● What is needed:
Repeat the full listing below verbatim and keep the images out.

● Data items:
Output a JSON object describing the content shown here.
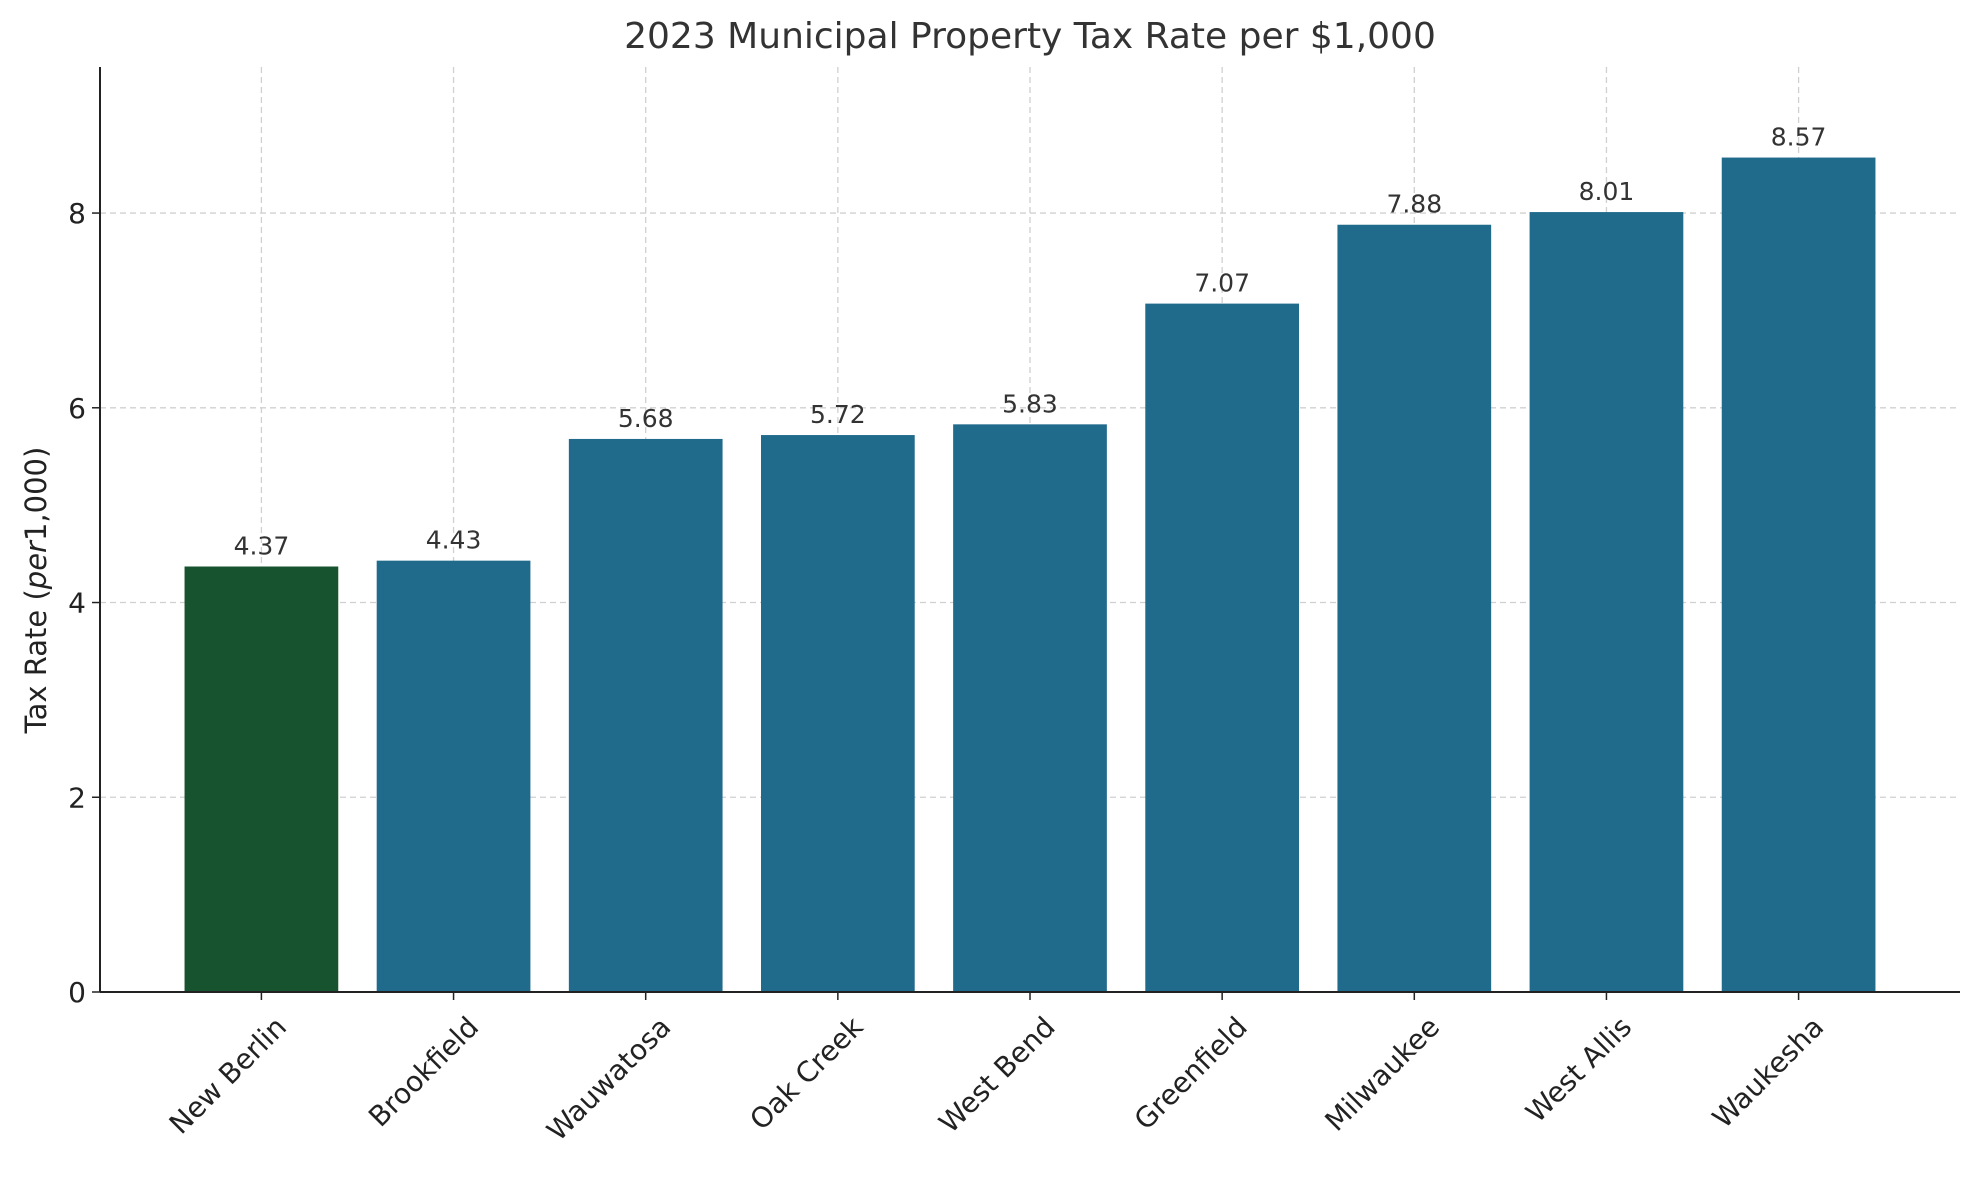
{
  "chart_data": {
    "type": "bar",
    "title": "2023 Municipal Property Tax Rate per $1,000",
    "xlabel": "",
    "ylabel_prefix": "Tax Rate (",
    "ylabel_italic": "per",
    "ylabel_suffix": "1,000)",
    "categories": [
      "New Berlin",
      "Brookfield",
      "Wauwatosa",
      "Oak Creek",
      "West Bend",
      "Greenfield",
      "Milwaukee",
      "West Allis",
      "Waukesha"
    ],
    "values": [
      4.37,
      4.43,
      5.68,
      5.72,
      5.83,
      7.07,
      7.88,
      8.01,
      8.57
    ],
    "data_labels": [
      "4.37",
      "4.43",
      "5.68",
      "5.72",
      "5.83",
      "7.07",
      "7.88",
      "8.01",
      "8.57"
    ],
    "colors": [
      "#17532f",
      "#206a8c",
      "#206a8c",
      "#206a8c",
      "#206a8c",
      "#206a8c",
      "#206a8c",
      "#206a8c",
      "#206a8c"
    ],
    "ylim": [
      0,
      9.5
    ],
    "yticks": [
      0,
      2,
      4,
      6,
      8
    ],
    "ytick_labels": [
      "0",
      "2",
      "4",
      "6",
      "8"
    ],
    "grid": true,
    "grid_style": "dashed",
    "highlight_color": "#17532f",
    "default_color": "#206a8c"
  }
}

● Correct result:
Output a JSON object describing the content shown here.
{
  "chart_data": {
    "type": "bar",
    "title": "2023 Municipal Property Tax Rate per $1,000",
    "xlabel": "",
    "ylabel_prefix": "Tax Rate (",
    "ylabel_italic": "per",
    "ylabel_suffix": "1,000)",
    "categories": [
      "New Berlin",
      "Brookfield",
      "Wauwatosa",
      "Oak Creek",
      "West Bend",
      "Greenfield",
      "Milwaukee",
      "West Allis",
      "Waukesha"
    ],
    "values": [
      4.37,
      4.43,
      5.68,
      5.72,
      5.83,
      7.07,
      7.88,
      8.01,
      8.57
    ],
    "data_labels": [
      "4.37",
      "4.43",
      "5.68",
      "5.72",
      "5.83",
      "7.07",
      "7.88",
      "8.01",
      "8.57"
    ],
    "colors": [
      "#17532f",
      "#206a8c",
      "#206a8c",
      "#206a8c",
      "#206a8c",
      "#206a8c",
      "#206a8c",
      "#206a8c",
      "#206a8c"
    ],
    "ylim": [
      0,
      9.5
    ],
    "yticks": [
      0,
      2,
      4,
      6,
      8
    ],
    "ytick_labels": [
      "0",
      "2",
      "4",
      "6",
      "8"
    ],
    "grid": true,
    "grid_style": "dashed",
    "highlight_color": "#17532f",
    "default_color": "#206a8c"
  }
}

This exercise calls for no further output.